Saved data entries:
** begin **
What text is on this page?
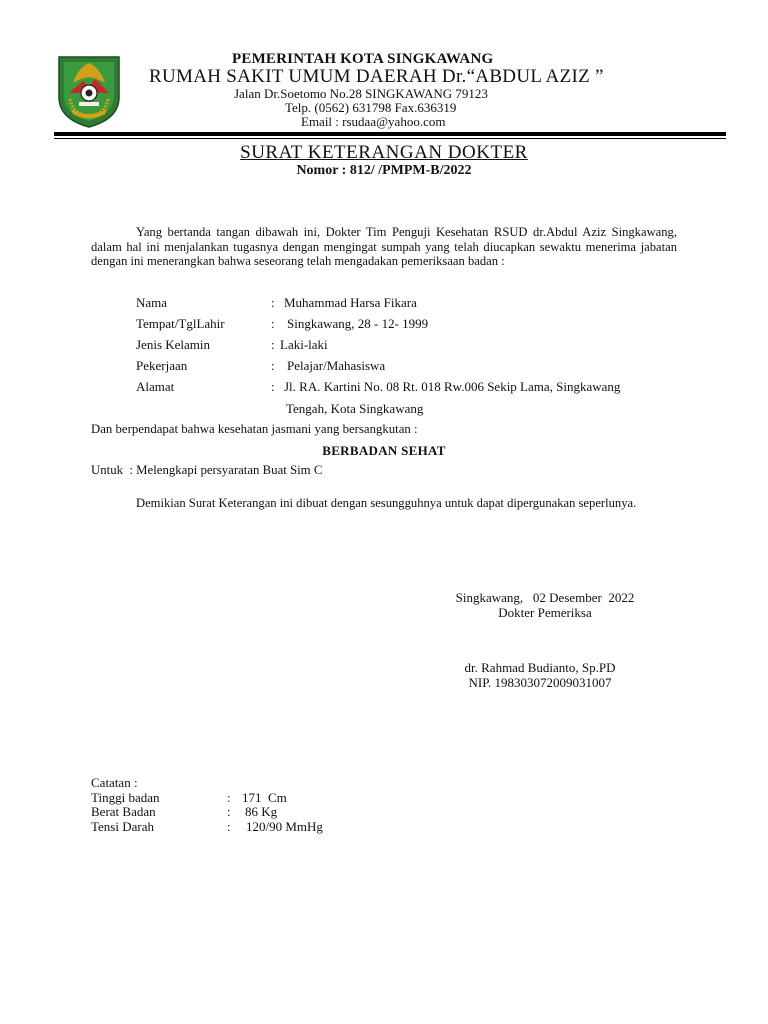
PEMERINTAH KOTA SINGKAWANG
RUMAH SAKIT UMUM DAERAH Dr.“ABDUL AZIZ ”
Jalan Dr.Soetomo No.28 SINGKAWANG 79123
Telp. (0562) 631798 Fax.636319
Email : rsudaa@yahoo.com
SURAT KETERANGAN DOKTER
Nomor : 812/ /PMPM-B/2022
Yang bertanda tangan dibawah ini, Dokter Tim Penguji Kesehatan RSUD dr.Abdul Aziz Singkawang, dalam hal ini menjalankan tugasnya dengan mengingat sumpah yang telah diucapkan sewaktu menerima jabatan dengan ini menerangkan bahwa seseorang telah mengadakan pemeriksaan badan :
Nama	: Muhammad Harsa Fikara
Tempat/TglLahir	: Singkawang, 28 - 12- 1999
Jenis Kelamin	: Laki-laki
Pekerjaan	: Pelajar/Mahasiswa
Alamat	: Jl. RA. Kartini No. 08 Rt. 018 Rw.006 Sekip Lama, Singkawang
Tengah, Kota Singkawang
Dan berpendapat bahwa kesehatan jasmani yang bersangkutan :
BERBADAN SEHAT
Untuk  : Melengkapi persyaratan Buat Sim C
Demikian Surat Keterangan ini dibuat dengan sesungguhnya untuk dapat dipergunakan seperlunya.
Singkawang,   02 Desember  2022
Dokter Pemeriksa
dr. Rahmad Budianto, Sp.PD
NIP. 198303072009031007
Catatan :
Tinggi badan	: 171  Cm
Berat Badan	: 86 Kg
Tensi Darah	: 120/90 MmHg
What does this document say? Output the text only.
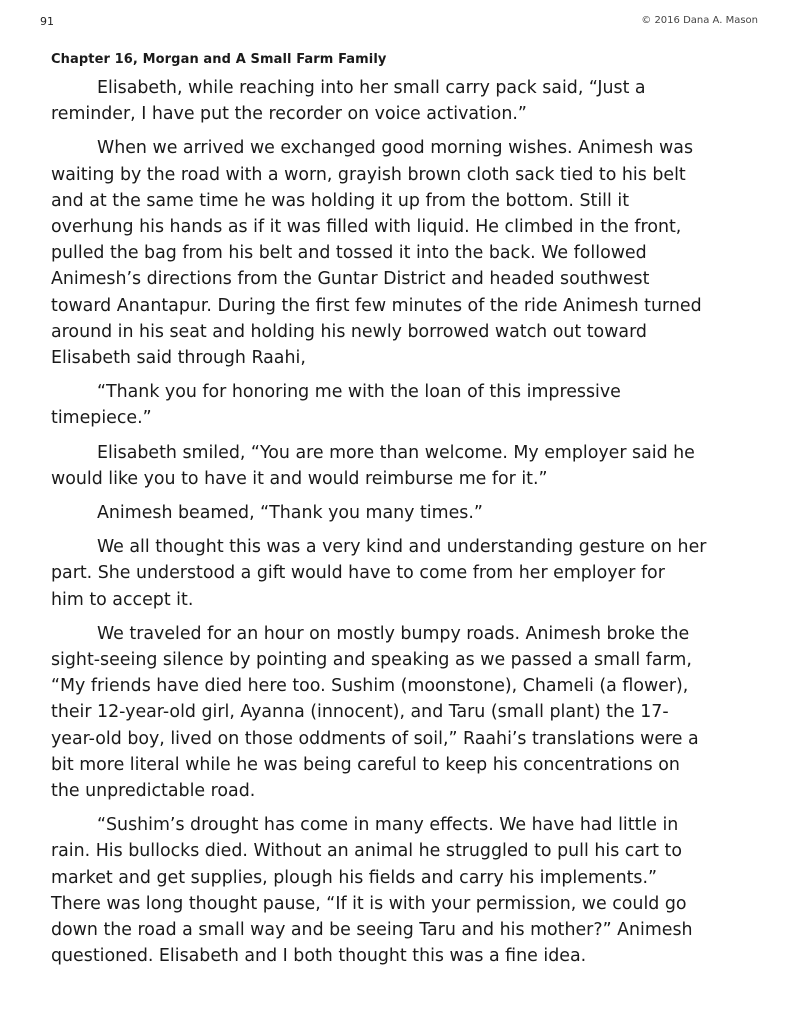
91	© 2016 Dana A. Mason
Chapter 16, Morgan and A Small Farm Family

Elisabeth, while reaching into her small carry pack said, “Just a
reminder, I have put the recorder on voice activation.”

When we arrived we exchanged good morning wishes. Animesh was
waiting by the road with a worn, grayish brown cloth sack tied to his belt
and at the same time he was holding it up from the bottom. Still it
overhung his hands as if it was filled with liquid. He climbed in the front,
pulled the bag from his belt and tossed it into the back. We followed
Animesh’s directions from the Guntar District and headed southwest
toward Anantapur. During the first few minutes of the ride Animesh turned
around in his seat and holding his newly borrowed watch out toward
Elisabeth said through Raahi,

“Thank you for honoring me with the loan of this impressive
timepiece.”

Elisabeth smiled, “You are more than welcome. My employer said he
would like you to have it and would reimburse me for it.”

Animesh beamed, “Thank you many times.”

We all thought this was a very kind and understanding gesture on her
part. She understood a gift would have to come from her employer for
him to accept it.

We traveled for an hour on mostly bumpy roads. Animesh broke the
sight-seeing silence by pointing and speaking as we passed a small farm,
“My friends have died here too. Sushim (moonstone), Chameli (a flower),
their 12-year-old girl, Ayanna (innocent), and Taru (small plant) the 17-
year-old boy, lived on those oddments of soil,” Raahi’s translations were a
bit more literal while he was being careful to keep his concentrations on
the unpredictable road.

“Sushim’s drought has come in many effects. We have had little in
rain. His bullocks died. Without an animal he struggled to pull his cart to
market and get supplies, plough his fields and carry his implements.”
There was long thought pause, “If it is with your permission, we could go
down the road a small way and be seeing Taru and his mother?” Animesh
questioned. Elisabeth and I both thought this was a fine idea.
** end **
Go through the lines above. Select every one that has the string "Taru".

• **TASK OUTPUT**:
their 12-year-old girl, Ayanna (innocent), and Taru (small plant) the 17-
down the road a small way and be seeing Taru and his mother?” Animesh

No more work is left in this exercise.